━━━━━ Records for this exercise ━━━━━

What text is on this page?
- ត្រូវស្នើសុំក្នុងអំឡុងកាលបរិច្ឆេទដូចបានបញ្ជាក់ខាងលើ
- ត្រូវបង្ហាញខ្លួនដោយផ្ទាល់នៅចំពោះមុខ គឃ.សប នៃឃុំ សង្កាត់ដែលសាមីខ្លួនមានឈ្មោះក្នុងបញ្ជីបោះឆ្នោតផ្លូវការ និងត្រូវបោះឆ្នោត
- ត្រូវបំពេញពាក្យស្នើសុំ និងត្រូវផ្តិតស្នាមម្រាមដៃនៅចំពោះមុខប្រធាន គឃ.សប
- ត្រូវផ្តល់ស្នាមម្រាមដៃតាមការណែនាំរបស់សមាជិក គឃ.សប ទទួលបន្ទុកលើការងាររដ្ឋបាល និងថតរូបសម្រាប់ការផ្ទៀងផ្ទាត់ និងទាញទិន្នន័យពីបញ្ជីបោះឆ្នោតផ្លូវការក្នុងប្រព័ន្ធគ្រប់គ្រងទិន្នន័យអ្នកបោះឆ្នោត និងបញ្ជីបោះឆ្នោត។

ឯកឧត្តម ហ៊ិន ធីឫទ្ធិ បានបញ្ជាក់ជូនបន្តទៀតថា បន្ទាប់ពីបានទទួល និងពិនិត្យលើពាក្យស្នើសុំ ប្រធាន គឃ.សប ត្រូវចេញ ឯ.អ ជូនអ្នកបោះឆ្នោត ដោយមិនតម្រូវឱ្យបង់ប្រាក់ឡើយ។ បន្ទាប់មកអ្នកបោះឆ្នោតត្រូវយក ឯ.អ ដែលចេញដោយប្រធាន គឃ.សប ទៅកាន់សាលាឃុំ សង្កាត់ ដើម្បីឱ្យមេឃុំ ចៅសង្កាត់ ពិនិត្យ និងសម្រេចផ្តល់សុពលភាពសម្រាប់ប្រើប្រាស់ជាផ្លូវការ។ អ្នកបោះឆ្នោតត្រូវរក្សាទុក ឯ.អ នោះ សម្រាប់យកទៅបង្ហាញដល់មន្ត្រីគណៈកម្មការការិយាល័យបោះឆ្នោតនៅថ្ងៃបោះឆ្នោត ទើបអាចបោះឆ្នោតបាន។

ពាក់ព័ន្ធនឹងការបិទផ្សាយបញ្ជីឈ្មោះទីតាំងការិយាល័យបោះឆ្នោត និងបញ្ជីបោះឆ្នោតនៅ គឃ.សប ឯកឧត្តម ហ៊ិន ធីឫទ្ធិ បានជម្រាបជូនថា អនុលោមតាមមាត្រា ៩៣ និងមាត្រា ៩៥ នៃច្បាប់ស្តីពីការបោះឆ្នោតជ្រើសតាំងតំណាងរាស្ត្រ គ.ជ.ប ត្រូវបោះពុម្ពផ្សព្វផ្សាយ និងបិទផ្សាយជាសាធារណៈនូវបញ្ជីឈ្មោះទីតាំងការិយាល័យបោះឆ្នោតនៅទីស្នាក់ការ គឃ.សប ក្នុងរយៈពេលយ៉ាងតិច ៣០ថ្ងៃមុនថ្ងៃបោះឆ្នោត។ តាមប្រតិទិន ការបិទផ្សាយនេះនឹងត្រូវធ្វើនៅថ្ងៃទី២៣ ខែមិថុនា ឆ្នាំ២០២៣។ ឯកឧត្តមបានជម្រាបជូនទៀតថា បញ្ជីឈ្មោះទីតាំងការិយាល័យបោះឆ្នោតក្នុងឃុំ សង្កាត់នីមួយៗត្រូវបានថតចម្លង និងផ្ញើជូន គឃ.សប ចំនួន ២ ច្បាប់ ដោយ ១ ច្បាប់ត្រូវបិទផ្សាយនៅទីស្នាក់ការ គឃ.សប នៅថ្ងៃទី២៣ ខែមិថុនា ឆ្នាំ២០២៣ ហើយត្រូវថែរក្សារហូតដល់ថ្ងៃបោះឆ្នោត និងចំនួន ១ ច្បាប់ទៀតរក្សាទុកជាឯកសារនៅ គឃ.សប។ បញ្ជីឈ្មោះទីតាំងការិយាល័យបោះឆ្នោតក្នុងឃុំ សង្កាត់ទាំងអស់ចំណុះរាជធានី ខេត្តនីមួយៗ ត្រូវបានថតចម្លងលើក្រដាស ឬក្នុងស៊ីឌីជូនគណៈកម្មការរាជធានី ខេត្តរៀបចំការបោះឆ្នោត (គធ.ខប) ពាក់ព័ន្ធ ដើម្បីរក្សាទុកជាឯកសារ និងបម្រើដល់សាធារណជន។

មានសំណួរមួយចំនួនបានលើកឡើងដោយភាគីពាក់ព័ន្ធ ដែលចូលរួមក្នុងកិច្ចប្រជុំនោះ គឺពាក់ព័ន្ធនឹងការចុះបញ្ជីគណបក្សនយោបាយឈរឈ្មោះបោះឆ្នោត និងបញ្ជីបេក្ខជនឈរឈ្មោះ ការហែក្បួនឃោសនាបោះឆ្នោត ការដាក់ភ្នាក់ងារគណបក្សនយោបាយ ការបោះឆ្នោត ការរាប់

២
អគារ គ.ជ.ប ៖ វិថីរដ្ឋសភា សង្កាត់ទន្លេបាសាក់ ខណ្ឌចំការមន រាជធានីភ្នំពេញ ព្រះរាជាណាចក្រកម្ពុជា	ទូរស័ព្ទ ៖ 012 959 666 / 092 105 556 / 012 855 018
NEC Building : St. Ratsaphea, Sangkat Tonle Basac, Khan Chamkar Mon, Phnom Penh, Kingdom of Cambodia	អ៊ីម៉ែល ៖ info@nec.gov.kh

━━━━━

Challenge.
Write down every line of the data exactly as it appears above.

Finished task.
What text is on this page?
- ត្រូវស្នើសុំក្នុងអំឡុងកាលបរិច្ឆេទដូចបានបញ្ជាក់ខាងលើ
- ត្រូវបង្ហាញខ្លួនដោយផ្ទាល់នៅចំពោះមុខ គឃ.សប នៃឃុំ សង្កាត់ដែលសាមីខ្លួនមានឈ្មោះក្នុងបញ្ជីបោះឆ្នោតផ្លូវការ និងត្រូវបោះឆ្នោត
- ត្រូវបំពេញពាក្យស្នើសុំ និងត្រូវផ្តិតស្នាមម្រាមដៃនៅចំពោះមុខប្រធាន គឃ.សប
- ត្រូវផ្តល់ស្នាមម្រាមដៃតាមការណែនាំរបស់សមាជិក គឃ.សប ទទួលបន្ទុកលើការងាររដ្ឋបាល និងថតរូបសម្រាប់ការផ្ទៀងផ្ទាត់ និងទាញទិន្នន័យពីបញ្ជីបោះឆ្នោតផ្លូវការក្នុងប្រព័ន្ធគ្រប់គ្រងទិន្នន័យអ្នកបោះឆ្នោត និងបញ្ជីបោះឆ្នោត។

ឯកឧត្តម ហ៊ិន ធីឫទ្ធិ បានបញ្ជាក់ជូនបន្តទៀតថា បន្ទាប់ពីបានទទួល និងពិនិត្យលើពាក្យស្នើសុំ ប្រធាន គឃ.សប ត្រូវចេញ ឯ.អ ជូនអ្នកបោះឆ្នោត ដោយមិនតម្រូវឱ្យបង់ប្រាក់ឡើយ។ បន្ទាប់មកអ្នកបោះឆ្នោតត្រូវយក ឯ.អ ដែលចេញដោយប្រធាន គឃ.សប ទៅកាន់សាលាឃុំ សង្កាត់ ដើម្បីឱ្យមេឃុំ ចៅសង្កាត់ ពិនិត្យ និងសម្រេចផ្តល់សុពលភាពសម្រាប់ប្រើប្រាស់ជាផ្លូវការ។ អ្នកបោះឆ្នោតត្រូវរក្សាទុក ឯ.អ នោះ សម្រាប់យកទៅបង្ហាញដល់មន្ត្រីគណៈកម្មការការិយាល័យបោះឆ្នោតនៅថ្ងៃបោះឆ្នោត ទើបអាចបោះឆ្នោតបាន។

ពាក់ព័ន្ធនឹងការបិទផ្សាយបញ្ជីឈ្មោះទីតាំងការិយាល័យបោះឆ្នោត និងបញ្ជីបោះឆ្នោតនៅ គឃ.សប ឯកឧត្តម ហ៊ិន ធីឫទ្ធិ បានជម្រាបជូនថា អនុលោមតាមមាត្រា ៩៣ និងមាត្រា ៩៥ នៃច្បាប់ស្តីពីការបោះឆ្នោតជ្រើសតាំងតំណាងរាស្ត្រ គ.ជ.ប ត្រូវបោះពុម្ពផ្សព្វផ្សាយ និងបិទផ្សាយជាសាធារណៈនូវបញ្ជីឈ្មោះទីតាំងការិយាល័យបោះឆ្នោតនៅទីស្នាក់ការ គឃ.សប ក្នុងរយៈពេលយ៉ាងតិច ៣០ថ្ងៃមុនថ្ងៃបោះឆ្នោត។ តាមប្រតិទិន ការបិទផ្សាយនេះនឹងត្រូវធ្វើនៅថ្ងៃទី២៣ ខែមិថុនា ឆ្នាំ២០២៣។ ឯកឧត្តមបានជម្រាបជូនទៀតថា បញ្ជីឈ្មោះទីតាំងការិយាល័យបោះឆ្នោតក្នុងឃុំ សង្កាត់នីមួយៗត្រូវបានថតចម្លង និងផ្ញើជូន គឃ.សប ចំនួន ២ ច្បាប់ ដោយ ១ ច្បាប់ត្រូវបិទផ្សាយនៅទីស្នាក់ការ គឃ.សប នៅថ្ងៃទី២៣ ខែមិថុនា ឆ្នាំ២០២៣ ហើយត្រូវថែរក្សារហូតដល់ថ្ងៃបោះឆ្នោត និងចំនួន ១ ច្បាប់ទៀតរក្សាទុកជាឯកសារនៅ គឃ.សប។ បញ្ជីឈ្មោះទីតាំងការិយាល័យបោះឆ្នោតក្នុងឃុំ សង្កាត់ទាំងអស់ចំណុះរាជធានី ខេត្តនីមួយៗ ត្រូវបានថតចម្លងលើក្រដាស ឬក្នុងស៊ីឌីជូនគណៈកម្មការរាជធានី ខេត្តរៀបចំការបោះឆ្នោត (គធ.ខប) ពាក់ព័ន្ធ ដើម្បីរក្សាទុកជាឯកសារ និងបម្រើដល់សាធារណជន។

មានសំណួរមួយចំនួនបានលើកឡើងដោយភាគីពាក់ព័ន្ធ ដែលចូលរួមក្នុងកិច្ចប្រជុំនោះ គឺពាក់ព័ន្ធនឹងការចុះបញ្ជីគណបក្សនយោបាយឈរឈ្មោះបោះឆ្នោត និងបញ្ជីបេក្ខជនឈរឈ្មោះ ការហែក្បួនឃោសនាបោះឆ្នោត ការដាក់ភ្នាក់ងារគណបក្សនយោបាយ ការបោះឆ្នោត ការរាប់

២
អគារ គ.ជ.ប ៖ វិថីរដ្ឋសភា សង្កាត់ទន្លេបាសាក់ ខណ្ឌចំការមន រាជធានីភ្នំពេញ ព្រះរាជាណាចក្រកម្ពុជា	ទូរស័ព្ទ ៖ 012 959 666 / 092 105 556 / 012 855 018
NEC Building : St. Ratsaphea, Sangkat Tonle Basac, Khan Chamkar Mon, Phnom Penh, Kingdom of Cambodia	អ៊ីម៉ែល ៖ info@nec.gov.kh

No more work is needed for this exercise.